STATED PROBLEM » Exclude the pictures, then copy all remaining records exactly.

-------- RECORDS PROVIDED --------

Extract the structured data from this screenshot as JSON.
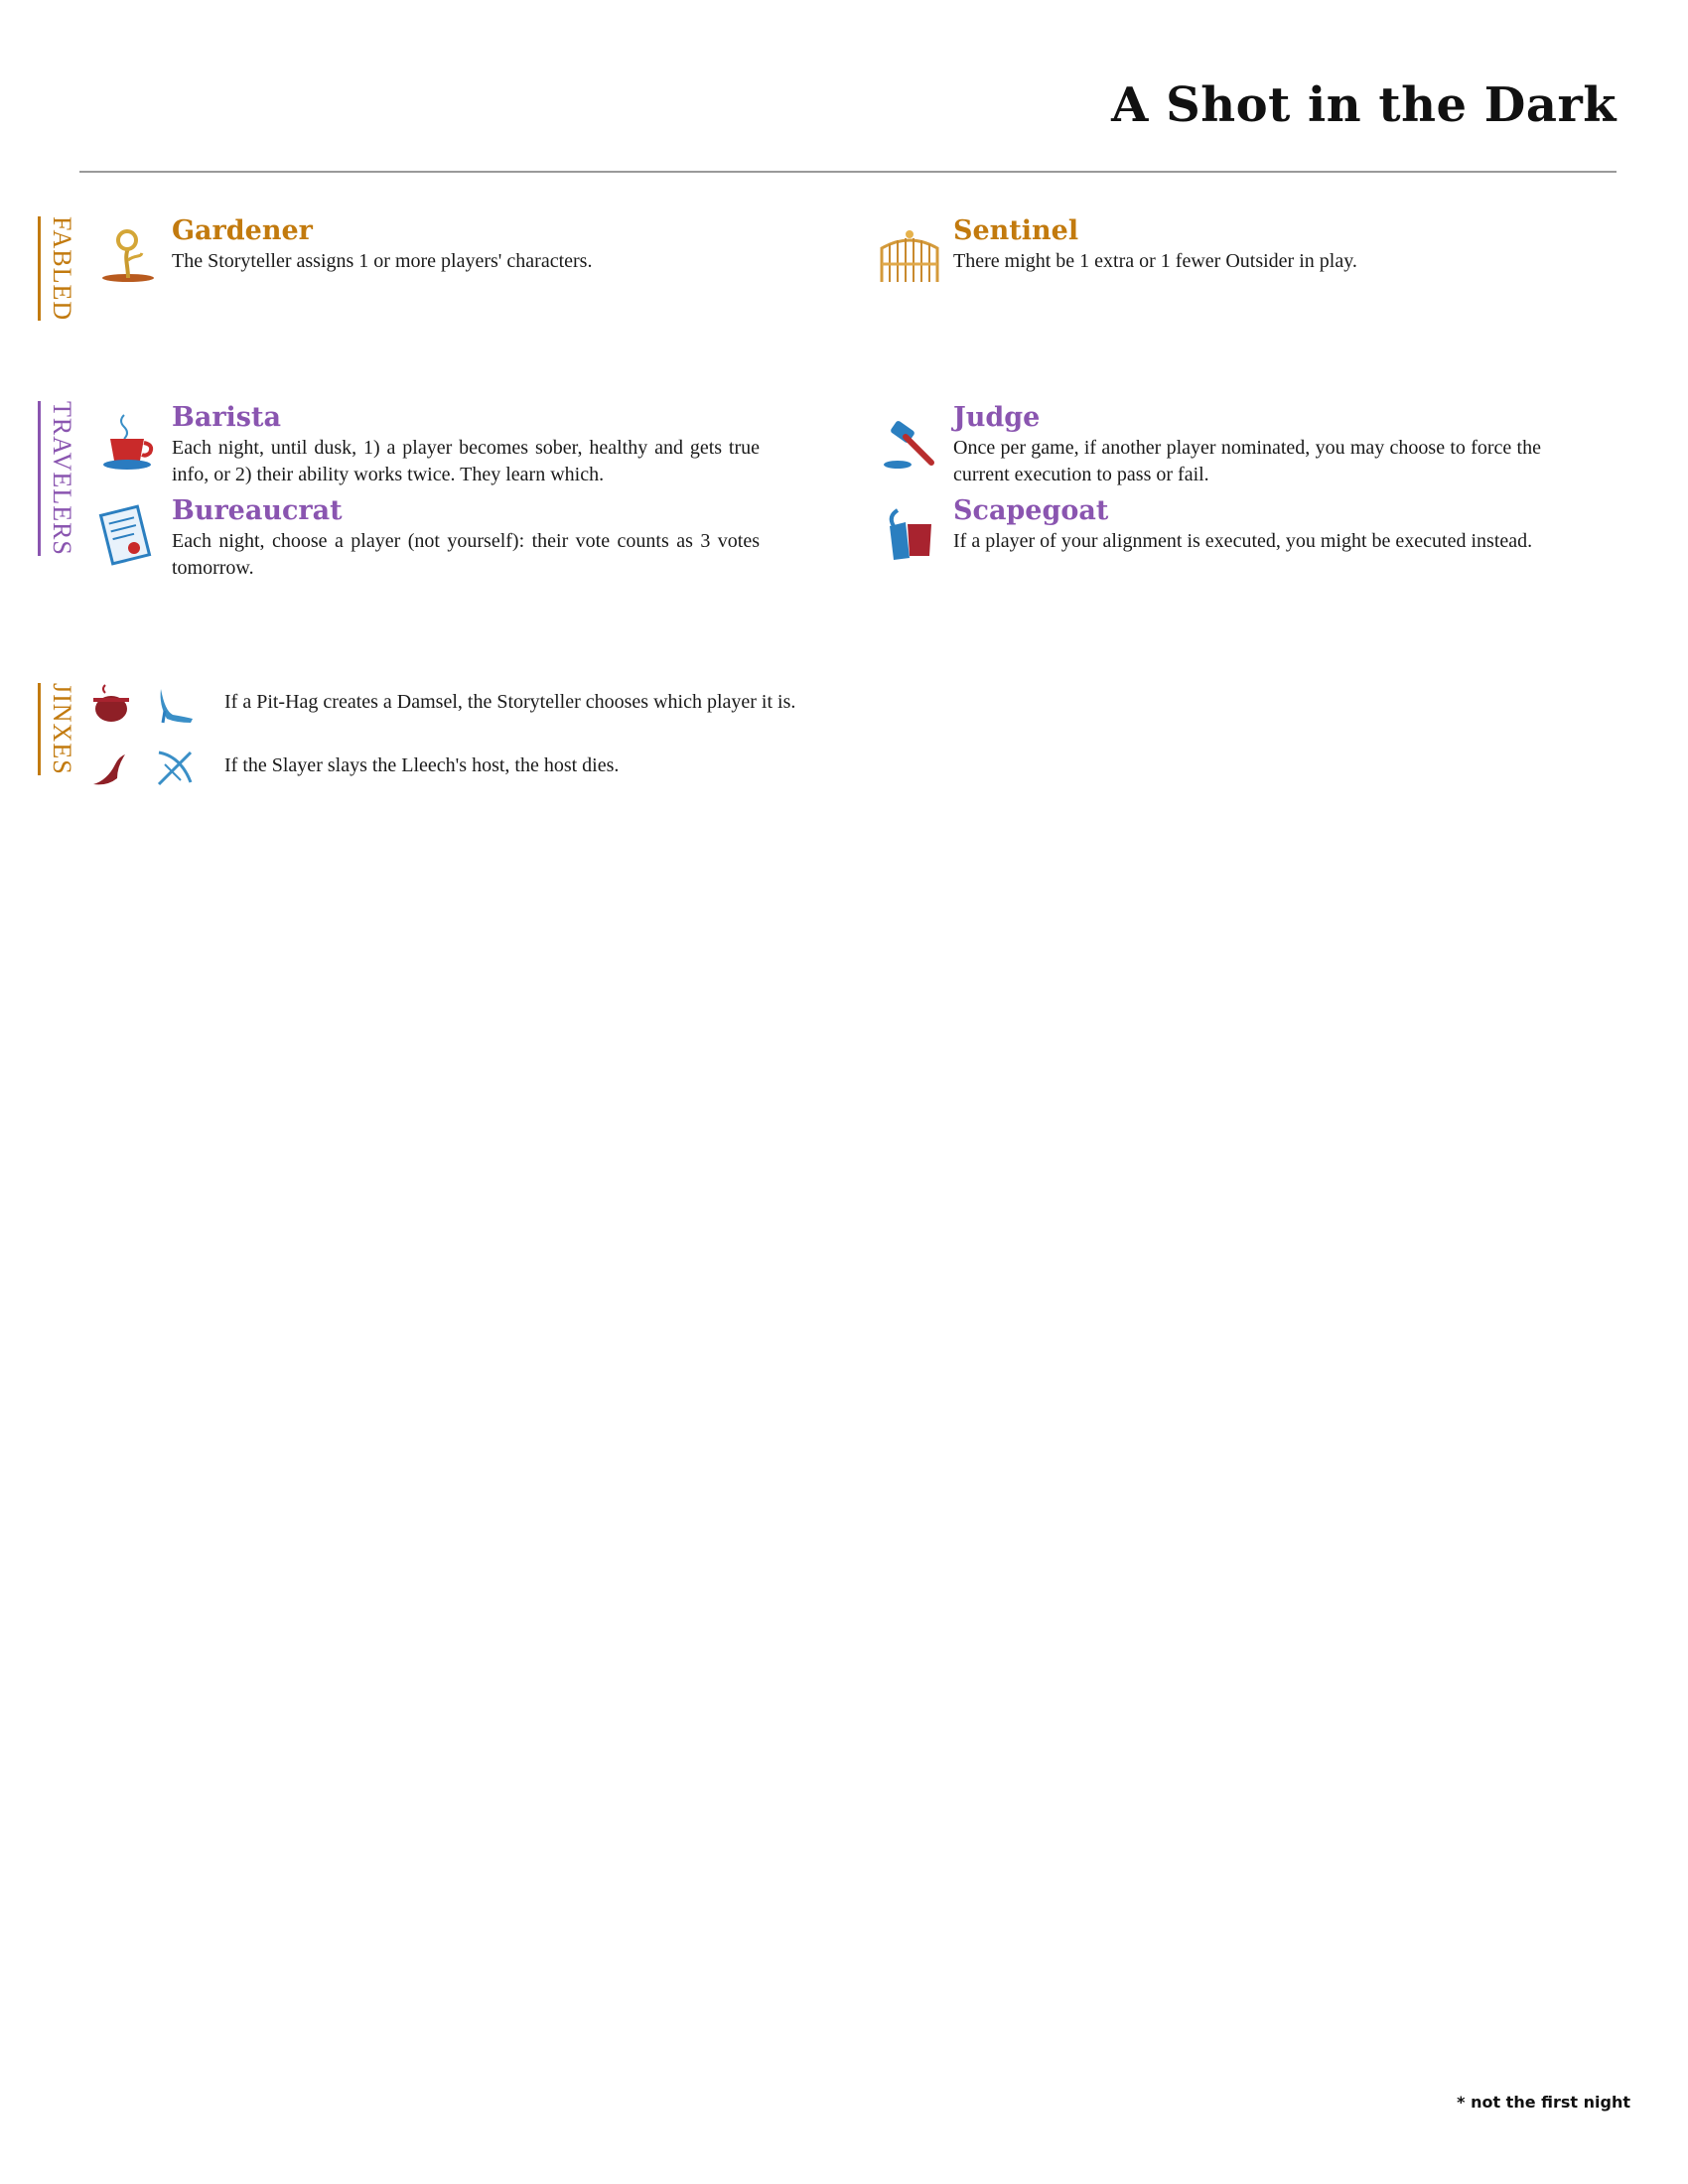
{
  "page": {
    "title": "A Shot in the Dark",
    "footnote": "* not the first night"
  },
  "fabled": {
    "label": "FABLED",
    "characters": [
      {
        "name": "Gardener",
        "ability": "The Storyteller assigns 1 or more players' characters.",
        "icon": "sprout-icon"
      },
      {
        "name": "Sentinel",
        "ability": "There might be 1 extra or 1 fewer Outsider in play.",
        "icon": "gate-icon"
      }
    ]
  },
  "travelers": {
    "label": "TRAVELERS",
    "characters": [
      {
        "name": "Barista",
        "ability": "Each night, until dusk, 1) a player becomes sober, healthy and gets true info, or 2) their ability works twice. They learn which.",
        "icon": "coffee-cup-icon"
      },
      {
        "name": "Judge",
        "ability": "Once per game, if another player nominated, you may choose to force the current execution to pass or fail.",
        "icon": "gavel-icon"
      },
      {
        "name": "Bureaucrat",
        "ability": "Each night, choose a player (not yourself): their vote counts as 3 votes tomorrow.",
        "icon": "document-icon"
      },
      {
        "name": "Scapegoat",
        "ability": "If a player of your alignment is executed, you might be executed instead.",
        "icon": "goat-icon"
      }
    ]
  },
  "jinxes": {
    "label": "JINXES",
    "items": [
      {
        "text": "If a Pit-Hag creates a Damsel, the Storyteller chooses which player it is.",
        "icon_a": "cauldron-icon",
        "icon_b": "slipper-icon"
      },
      {
        "text": "If the Slayer slays the Lleech's host, the host dies.",
        "icon_a": "leech-icon",
        "icon_b": "crossbow-icon"
      }
    ]
  }
}
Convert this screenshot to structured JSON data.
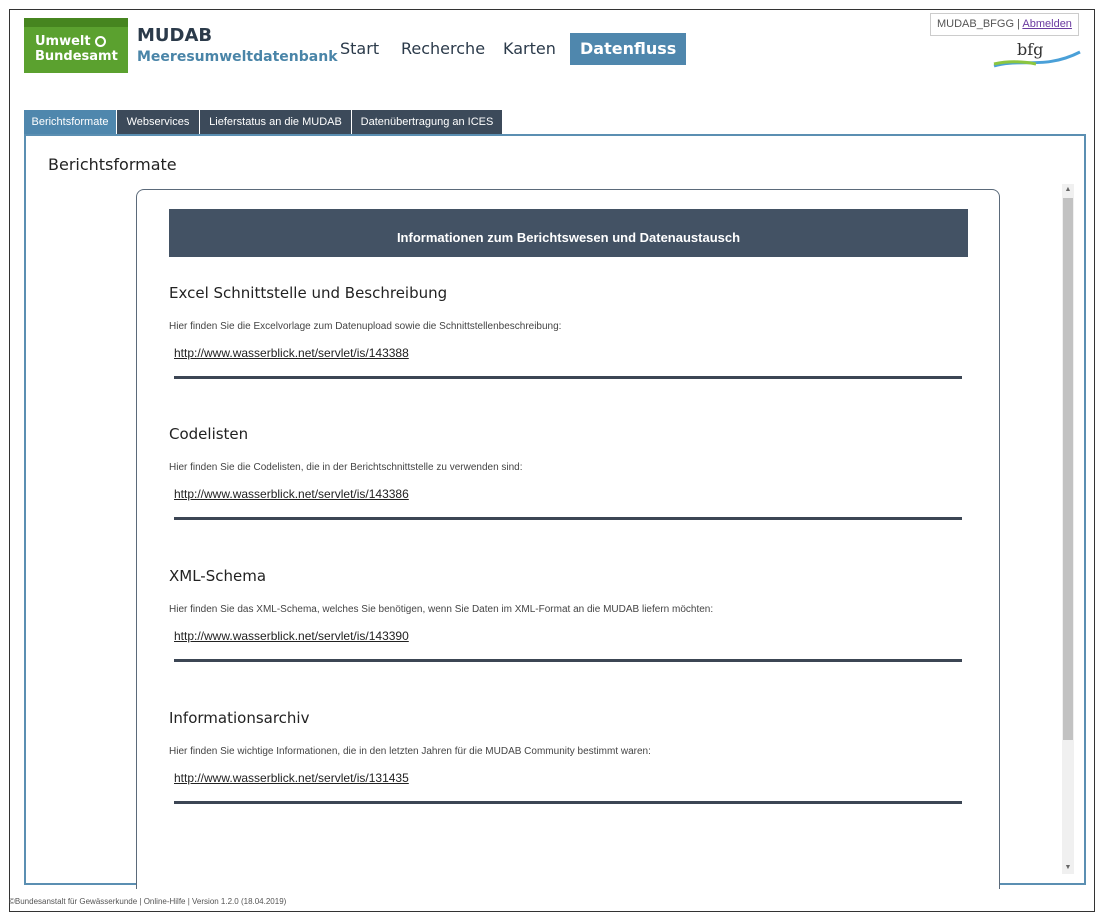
{
  "header": {
    "uba_logo": {
      "line1": "Umwelt",
      "line2": "Bundesamt",
      "icon": "globe-icon",
      "color": "#5ba12f"
    },
    "brand": {
      "title": "MUDAB",
      "subtitle": "Meeresumweltdatenbank"
    },
    "nav": [
      {
        "label": "Start",
        "active": false
      },
      {
        "label": "Recherche",
        "active": false
      },
      {
        "label": "Karten",
        "active": false
      },
      {
        "label": "Datenfluss",
        "active": true
      }
    ],
    "user": {
      "name": "MUDAB_BFGG",
      "separator": "|",
      "logout": "Abmelden"
    },
    "bfg_logo": {
      "text": "bfg",
      "icon": "wave-swoosh-icon"
    }
  },
  "tabs": [
    {
      "label": "Berichtsformate",
      "active": true
    },
    {
      "label": "Webservices",
      "active": false
    },
    {
      "label": "Lieferstatus an die MUDAB",
      "active": false
    },
    {
      "label": "Datenübertragung an ICES",
      "active": false
    }
  ],
  "main": {
    "title": "Berichtsformate",
    "card_header": "Informationen zum Berichtswesen und Datenaustausch",
    "sections": [
      {
        "heading": "Excel Schnittstelle und Beschreibung",
        "description": "Hier finden Sie die Excelvorlage zum Datenupload sowie die Schnittstellenbeschreibung:",
        "link": "http://www.wasserblick.net/servlet/is/143388"
      },
      {
        "heading": "Codelisten",
        "description": "Hier finden Sie die Codelisten, die in der Berichtschnittstelle zu verwenden sind:",
        "link": "http://www.wasserblick.net/servlet/is/143386"
      },
      {
        "heading": "XML-Schema",
        "description": "Hier finden Sie das XML-Schema, welches Sie benötigen, wenn Sie Daten im XML-Format an die MUDAB liefern möchten:",
        "link": "http://www.wasserblick.net/servlet/is/143390"
      },
      {
        "heading": "Informationsarchiv",
        "description": "Hier finden Sie wichtige Informationen, die in den letzten Jahren für die MUDAB Community bestimmt waren:",
        "link": "http://www.wasserblick.net/servlet/is/131435"
      }
    ]
  },
  "footer": {
    "text": "©Bundesanstalt für Gewässerkunde | Online-Hilfe | Version 1.2.0 (18.04.2019)"
  },
  "colors": {
    "accent": "#4f87ad",
    "dark_tab": "#3c4a5a",
    "card_header": "#435264",
    "uba_green": "#5ba12f"
  }
}
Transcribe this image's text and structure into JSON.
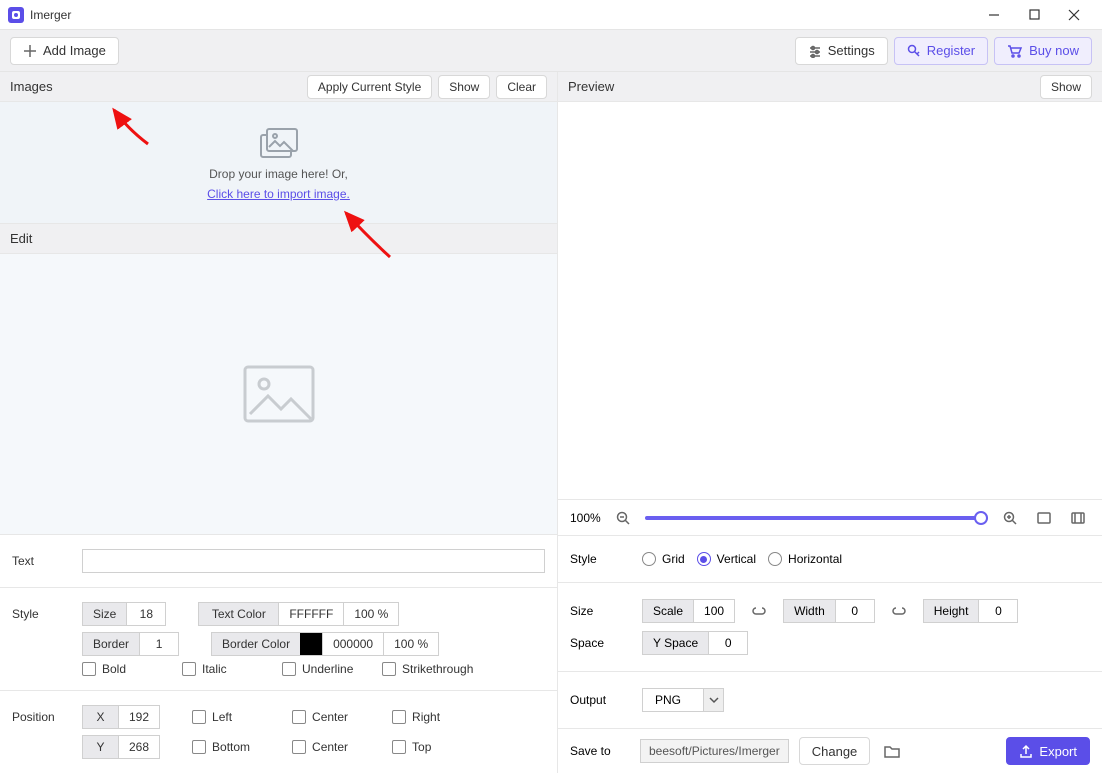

--------

RESPONSE BELOW »
Extract the structured data from this screenshot as JSON.
{
  "page": {
    "title": "A Shot in the Dark",
    "footnote": "* not the first night"
  },
  "fabled": {
    "label": "FABLED",
    "characters": [
      {
        "name": "Gardener",
        "ability": "The Storyteller assigns 1 or more players' characters.",
        "icon": "sprout-icon"
      },
      {
        "name": "Sentinel",
        "ability": "There might be 1 extra or 1 fewer Outsider in play.",
        "icon": "gate-icon"
      }
    ]
  },
  "travelers": {
    "label": "TRAVELERS",
    "characters": [
      {
        "name": "Barista",
        "ability": "Each night, until dusk, 1) a player becomes sober, healthy and gets true info, or 2) their ability works twice. They learn which.",
        "icon": "coffee-cup-icon"
      },
      {
        "name": "Judge",
        "ability": "Once per game, if another player nominated, you may choose to force the current execution to pass or fail.",
        "icon": "gavel-icon"
      },
      {
        "name": "Bureaucrat",
        "ability": "Each night, choose a player (not yourself): their vote counts as 3 votes tomorrow.",
        "icon": "document-icon"
      },
      {
        "name": "Scapegoat",
        "ability": "If a player of your alignment is executed, you might be executed instead.",
        "icon": "goat-icon"
      }
    ]
  },
  "jinxes": {
    "label": "JINXES",
    "items": [
      {
        "text": "If a Pit-Hag creates a Damsel, the Storyteller chooses which player it is.",
        "icon_a": "cauldron-icon",
        "icon_b": "slipper-icon"
      },
      {
        "text": "If the Slayer slays the Lleech's host, the host dies.",
        "icon_a": "leech-icon",
        "icon_b": "crossbow-icon"
      }
    ]
  }
}
Convert this screenshot to structured JSON data.
{
  "header": {
    "uba_logo": {
      "line1": "Umwelt",
      "line2": "Bundesamt",
      "icon": "globe-icon",
      "color": "#5ba12f"
    },
    "brand": {
      "title": "MUDAB",
      "subtitle": "Meeresumweltdatenbank"
    },
    "nav": [
      {
        "label": "Start",
        "active": false
      },
      {
        "label": "Recherche",
        "active": false
      },
      {
        "label": "Karten",
        "active": false
      },
      {
        "label": "Datenfluss",
        "active": true
      }
    ],
    "user": {
      "name": "MUDAB_BFGG",
      "separator": "|",
      "logout": "Abmelden"
    },
    "bfg_logo": {
      "text": "bfg",
      "icon": "wave-swoosh-icon"
    }
  },
  "tabs": [
    {
      "label": "Berichtsformate",
      "active": true
    },
    {
      "label": "Webservices",
      "active": false
    },
    {
      "label": "Lieferstatus an die MUDAB",
      "active": false
    },
    {
      "label": "Datenübertragung an ICES",
      "active": false
    }
  ],
  "main": {
    "title": "Berichtsformate",
    "card_header": "Informationen zum Berichtswesen und Datenaustausch",
    "sections": [
      {
        "heading": "Excel Schnittstelle und Beschreibung",
        "description": "Hier finden Sie die Excelvorlage zum Datenupload sowie die Schnittstellenbeschreibung:",
        "link": "http://www.wasserblick.net/servlet/is/143388"
      },
      {
        "heading": "Codelisten",
        "description": "Hier finden Sie die Codelisten, die in der Berichtschnittstelle zu verwenden sind:",
        "link": "http://www.wasserblick.net/servlet/is/143386"
      },
      {
        "heading": "XML-Schema",
        "description": "Hier finden Sie das XML-Schema, welches Sie benötigen, wenn Sie Daten im XML-Format an die MUDAB liefern möchten:",
        "link": "http://www.wasserblick.net/servlet/is/143390"
      },
      {
        "heading": "Informationsarchiv",
        "description": "Hier finden Sie wichtige Informationen, die in den letzten Jahren für die MUDAB Community bestimmt waren:",
        "link": "http://www.wasserblick.net/servlet/is/131435"
      }
    ]
  },
  "footer": {
    "text": "©Bundesanstalt für Gewässerkunde | Online-Hilfe | Version 1.2.0 (18.04.2019)"
  },
  "colors": {
    "accent": "#4f87ad",
    "dark_tab": "#3c4a5a",
    "card_header": "#435264",
    "uba_green": "#5ba12f"
  }
}
Transcribe this image's text and structure into JSON.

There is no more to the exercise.